Goal: Set down the full listing exactly as given. Any pictures are to be left out.

Material for this task:
_ _ _ _ _ _ _

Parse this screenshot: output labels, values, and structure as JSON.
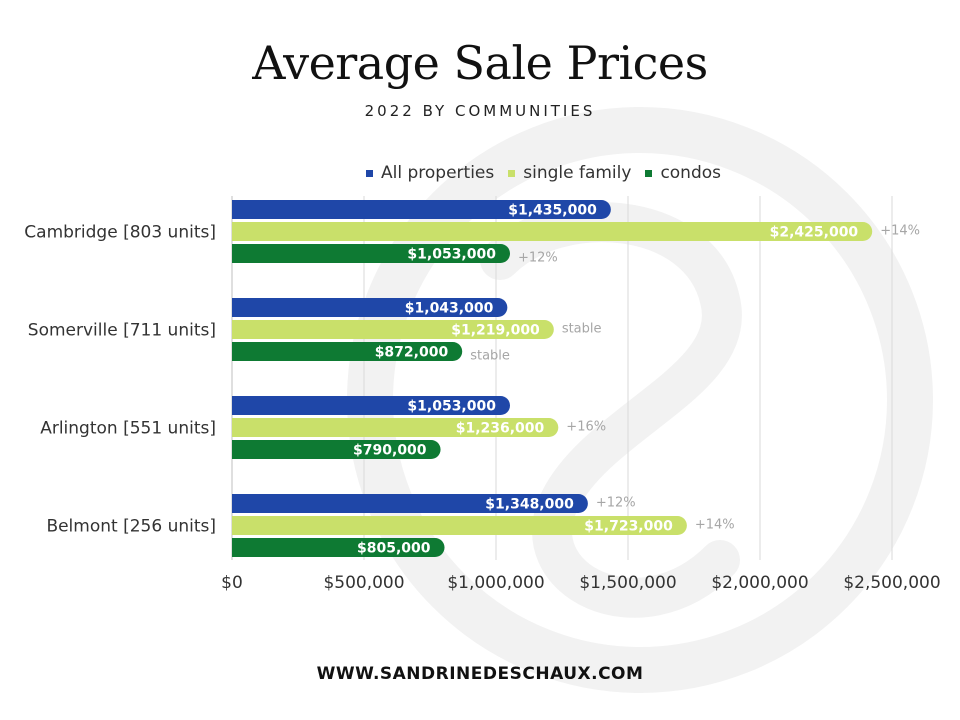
{
  "header": {
    "title": "Average Sale Prices",
    "subtitle": "2022 BY COMMUNITIES"
  },
  "footer": {
    "url": "WWW.SANDRINEDESCHAUX.COM"
  },
  "colors": {
    "all_properties": "#1f47a8",
    "single_family": "#c9e06a",
    "condos": "#0e7a33",
    "grid": "#d9d9d9",
    "change_label": "#a6a6a6"
  },
  "chart_data": {
    "type": "bar",
    "orientation": "horizontal",
    "categories": [
      "Cambridge [803 units]",
      "Somerville [711 units]",
      "Arlington [551 units]",
      "Belmont [256 units]"
    ],
    "series": [
      {
        "name": "All properties",
        "color": "#1f47a8",
        "values": [
          1435000,
          1043000,
          1053000,
          1348000
        ],
        "labels": [
          "$1,435,000",
          "$1,043,000",
          "$1,053,000",
          "$1,348,000"
        ],
        "changes": [
          "",
          "",
          "",
          "+12%"
        ]
      },
      {
        "name": "single family",
        "color": "#c9e06a",
        "values": [
          2425000,
          1219000,
          1236000,
          1723000
        ],
        "labels": [
          "$2,425,000",
          "$1,219,000",
          "$1,236,000",
          "$1,723,000"
        ],
        "changes": [
          "+14%",
          "stable",
          "+16%",
          "+14%"
        ]
      },
      {
        "name": "condos",
        "color": "#0e7a33",
        "values": [
          1053000,
          872000,
          790000,
          805000
        ],
        "labels": [
          "$1,053,000",
          "$872,000",
          "$790,000",
          "$805,000"
        ],
        "changes": [
          "+12%",
          "stable",
          "",
          ""
        ]
      }
    ],
    "xlim": [
      0,
      2500000
    ],
    "xticks": [
      0,
      500000,
      1000000,
      1500000,
      2000000,
      2500000
    ],
    "xtick_labels": [
      "$0",
      "$500,000",
      "$1,000,000",
      "$1,500,000",
      "$2,000,000",
      "$2,500,000"
    ],
    "grid": true,
    "legend_position": "top"
  }
}
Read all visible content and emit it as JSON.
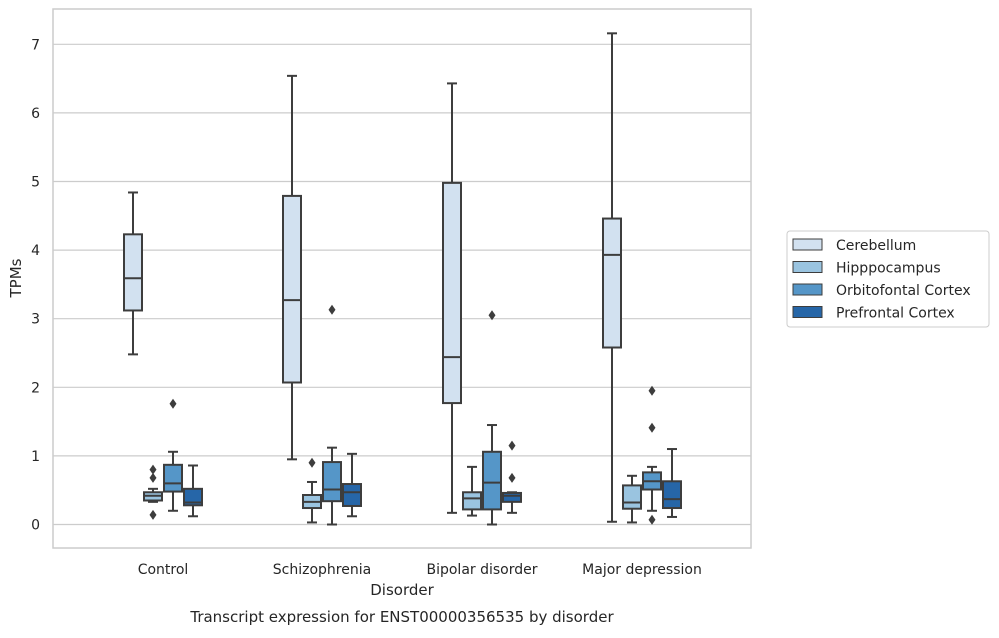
{
  "chart_data": {
    "type": "box",
    "caption": "Transcript expression for ENST00000356535 by disorder",
    "xlabel": "Disorder",
    "ylabel": "TPMs",
    "ylim": [
      -0.35,
      7.5
    ],
    "yticks": [
      0,
      1,
      2,
      3,
      4,
      5,
      6,
      7
    ],
    "categories": [
      "Control",
      "Schizophrenia",
      "Bipolar disorder",
      "Major depression"
    ],
    "grid": "horizontal",
    "legend_position": "right",
    "series": [
      {
        "name": "Cerebellum",
        "color": "#d2e1f0",
        "boxes": [
          {
            "whisker_low": 2.48,
            "q1": 3.12,
            "median": 3.59,
            "q3": 4.23,
            "whisker_high": 4.84,
            "outliers": []
          },
          {
            "whisker_low": 0.95,
            "q1": 2.07,
            "median": 3.27,
            "q3": 4.79,
            "whisker_high": 6.54,
            "outliers": []
          },
          {
            "whisker_low": 0.17,
            "q1": 1.77,
            "median": 2.44,
            "q3": 4.98,
            "whisker_high": 6.43,
            "outliers": []
          },
          {
            "whisker_low": 0.04,
            "q1": 2.58,
            "median": 3.93,
            "q3": 4.46,
            "whisker_high": 7.16,
            "outliers": []
          }
        ]
      },
      {
        "name": "Hipppocampus",
        "color": "#9ac4e0",
        "boxes": [
          {
            "whisker_low": 0.33,
            "q1": 0.35,
            "median": 0.42,
            "q3": 0.47,
            "whisker_high": 0.52,
            "outliers": [
              0.14,
              0.68,
              0.8
            ]
          },
          {
            "whisker_low": 0.03,
            "q1": 0.24,
            "median": 0.33,
            "q3": 0.43,
            "whisker_high": 0.62,
            "outliers": [
              0.9
            ]
          },
          {
            "whisker_low": 0.13,
            "q1": 0.22,
            "median": 0.38,
            "q3": 0.47,
            "whisker_high": 0.84,
            "outliers": []
          },
          {
            "whisker_low": 0.03,
            "q1": 0.23,
            "median": 0.32,
            "q3": 0.57,
            "whisker_high": 0.71,
            "outliers": []
          }
        ]
      },
      {
        "name": "Orbitofontal Cortex",
        "color": "#5596c8",
        "boxes": [
          {
            "whisker_low": 0.2,
            "q1": 0.48,
            "median": 0.6,
            "q3": 0.87,
            "whisker_high": 1.06,
            "outliers": [
              1.76
            ]
          },
          {
            "whisker_low": 0.0,
            "q1": 0.34,
            "median": 0.51,
            "q3": 0.91,
            "whisker_high": 1.12,
            "outliers": [
              3.13
            ]
          },
          {
            "whisker_low": 0.0,
            "q1": 0.22,
            "median": 0.61,
            "q3": 1.06,
            "whisker_high": 1.45,
            "outliers": [
              3.05
            ]
          },
          {
            "whisker_low": 0.2,
            "q1": 0.51,
            "median": 0.63,
            "q3": 0.76,
            "whisker_high": 0.84,
            "outliers": [
              0.07,
              1.41,
              1.95
            ]
          }
        ]
      },
      {
        "name": "Prefrontal Cortex",
        "color": "#2666a8",
        "boxes": [
          {
            "whisker_low": 0.12,
            "q1": 0.28,
            "median": 0.32,
            "q3": 0.52,
            "whisker_high": 0.86,
            "outliers": []
          },
          {
            "whisker_low": 0.12,
            "q1": 0.27,
            "median": 0.47,
            "q3": 0.59,
            "whisker_high": 1.03,
            "outliers": []
          },
          {
            "whisker_low": 0.17,
            "q1": 0.33,
            "median": 0.42,
            "q3": 0.46,
            "whisker_high": 0.47,
            "outliers": [
              0.68,
              1.15
            ]
          },
          {
            "whisker_low": 0.11,
            "q1": 0.24,
            "median": 0.37,
            "q3": 0.63,
            "whisker_high": 1.1,
            "outliers": []
          }
        ]
      }
    ]
  }
}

_ _ _ _ _ _ _

Final result:
Parse this screenshot: output labels, values, and structure as JSON.
{
  "header": {
    "title": "Average Sale Prices",
    "subtitle": "2022 BY COMMUNITIES"
  },
  "footer": {
    "url": "WWW.SANDRINEDESCHAUX.COM"
  },
  "colors": {
    "all_properties": "#1f47a8",
    "single_family": "#c9e06a",
    "condos": "#0e7a33",
    "grid": "#d9d9d9",
    "change_label": "#a6a6a6"
  },
  "chart_data": {
    "type": "bar",
    "orientation": "horizontal",
    "categories": [
      "Cambridge [803 units]",
      "Somerville [711 units]",
      "Arlington [551 units]",
      "Belmont [256 units]"
    ],
    "series": [
      {
        "name": "All properties",
        "color": "#1f47a8",
        "values": [
          1435000,
          1043000,
          1053000,
          1348000
        ],
        "labels": [
          "$1,435,000",
          "$1,043,000",
          "$1,053,000",
          "$1,348,000"
        ],
        "changes": [
          "",
          "",
          "",
          "+12%"
        ]
      },
      {
        "name": "single family",
        "color": "#c9e06a",
        "values": [
          2425000,
          1219000,
          1236000,
          1723000
        ],
        "labels": [
          "$2,425,000",
          "$1,219,000",
          "$1,236,000",
          "$1,723,000"
        ],
        "changes": [
          "+14%",
          "stable",
          "+16%",
          "+14%"
        ]
      },
      {
        "name": "condos",
        "color": "#0e7a33",
        "values": [
          1053000,
          872000,
          790000,
          805000
        ],
        "labels": [
          "$1,053,000",
          "$872,000",
          "$790,000",
          "$805,000"
        ],
        "changes": [
          "+12%",
          "stable",
          "",
          ""
        ]
      }
    ],
    "xlim": [
      0,
      2500000
    ],
    "xticks": [
      0,
      500000,
      1000000,
      1500000,
      2000000,
      2500000
    ],
    "xtick_labels": [
      "$0",
      "$500,000",
      "$1,000,000",
      "$1,500,000",
      "$2,000,000",
      "$2,500,000"
    ],
    "grid": true,
    "legend_position": "top"
  }
}
Read all visible content and emit it as JSON.
{
  "chart_data": {
    "type": "box",
    "caption": "Transcript expression for ENST00000356535 by disorder",
    "xlabel": "Disorder",
    "ylabel": "TPMs",
    "ylim": [
      -0.35,
      7.5
    ],
    "yticks": [
      0,
      1,
      2,
      3,
      4,
      5,
      6,
      7
    ],
    "categories": [
      "Control",
      "Schizophrenia",
      "Bipolar disorder",
      "Major depression"
    ],
    "grid": "horizontal",
    "legend_position": "right",
    "series": [
      {
        "name": "Cerebellum",
        "color": "#d2e1f0",
        "boxes": [
          {
            "whisker_low": 2.48,
            "q1": 3.12,
            "median": 3.59,
            "q3": 4.23,
            "whisker_high": 4.84,
            "outliers": []
          },
          {
            "whisker_low": 0.95,
            "q1": 2.07,
            "median": 3.27,
            "q3": 4.79,
            "whisker_high": 6.54,
            "outliers": []
          },
          {
            "whisker_low": 0.17,
            "q1": 1.77,
            "median": 2.44,
            "q3": 4.98,
            "whisker_high": 6.43,
            "outliers": []
          },
          {
            "whisker_low": 0.04,
            "q1": 2.58,
            "median": 3.93,
            "q3": 4.46,
            "whisker_high": 7.16,
            "outliers": []
          }
        ]
      },
      {
        "name": "Hipppocampus",
        "color": "#9ac4e0",
        "boxes": [
          {
            "whisker_low": 0.33,
            "q1": 0.35,
            "median": 0.42,
            "q3": 0.47,
            "whisker_high": 0.52,
            "outliers": [
              0.14,
              0.68,
              0.8
            ]
          },
          {
            "whisker_low": 0.03,
            "q1": 0.24,
            "median": 0.33,
            "q3": 0.43,
            "whisker_high": 0.62,
            "outliers": [
              0.9
            ]
          },
          {
            "whisker_low": 0.13,
            "q1": 0.22,
            "median": 0.38,
            "q3": 0.47,
            "whisker_high": 0.84,
            "outliers": []
          },
          {
            "whisker_low": 0.03,
            "q1": 0.23,
            "median": 0.32,
            "q3": 0.57,
            "whisker_high": 0.71,
            "outliers": []
          }
        ]
      },
      {
        "name": "Orbitofontal Cortex",
        "color": "#5596c8",
        "boxes": [
          {
            "whisker_low": 0.2,
            "q1": 0.48,
            "median": 0.6,
            "q3": 0.87,
            "whisker_high": 1.06,
            "outliers": [
              1.76
            ]
          },
          {
            "whisker_low": 0.0,
            "q1": 0.34,
            "median": 0.51,
            "q3": 0.91,
            "whisker_high": 1.12,
            "outliers": [
              3.13
            ]
          },
          {
            "whisker_low": 0.0,
            "q1": 0.22,
            "median": 0.61,
            "q3": 1.06,
            "whisker_high": 1.45,
            "outliers": [
              3.05
            ]
          },
          {
            "whisker_low": 0.2,
            "q1": 0.51,
            "median": 0.63,
            "q3": 0.76,
            "whisker_high": 0.84,
            "outliers": [
              0.07,
              1.41,
              1.95
            ]
          }
        ]
      },
      {
        "name": "Prefrontal Cortex",
        "color": "#2666a8",
        "boxes": [
          {
            "whisker_low": 0.12,
            "q1": 0.28,
            "median": 0.32,
            "q3": 0.52,
            "whisker_high": 0.86,
            "outliers": []
          },
          {
            "whisker_low": 0.12,
            "q1": 0.27,
            "median": 0.47,
            "q3": 0.59,
            "whisker_high": 1.03,
            "outliers": []
          },
          {
            "whisker_low": 0.17,
            "q1": 0.33,
            "median": 0.42,
            "q3": 0.46,
            "whisker_high": 0.47,
            "outliers": [
              0.68,
              1.15
            ]
          },
          {
            "whisker_low": 0.11,
            "q1": 0.24,
            "median": 0.37,
            "q3": 0.63,
            "whisker_high": 1.1,
            "outliers": []
          }
        ]
      }
    ]
  }
}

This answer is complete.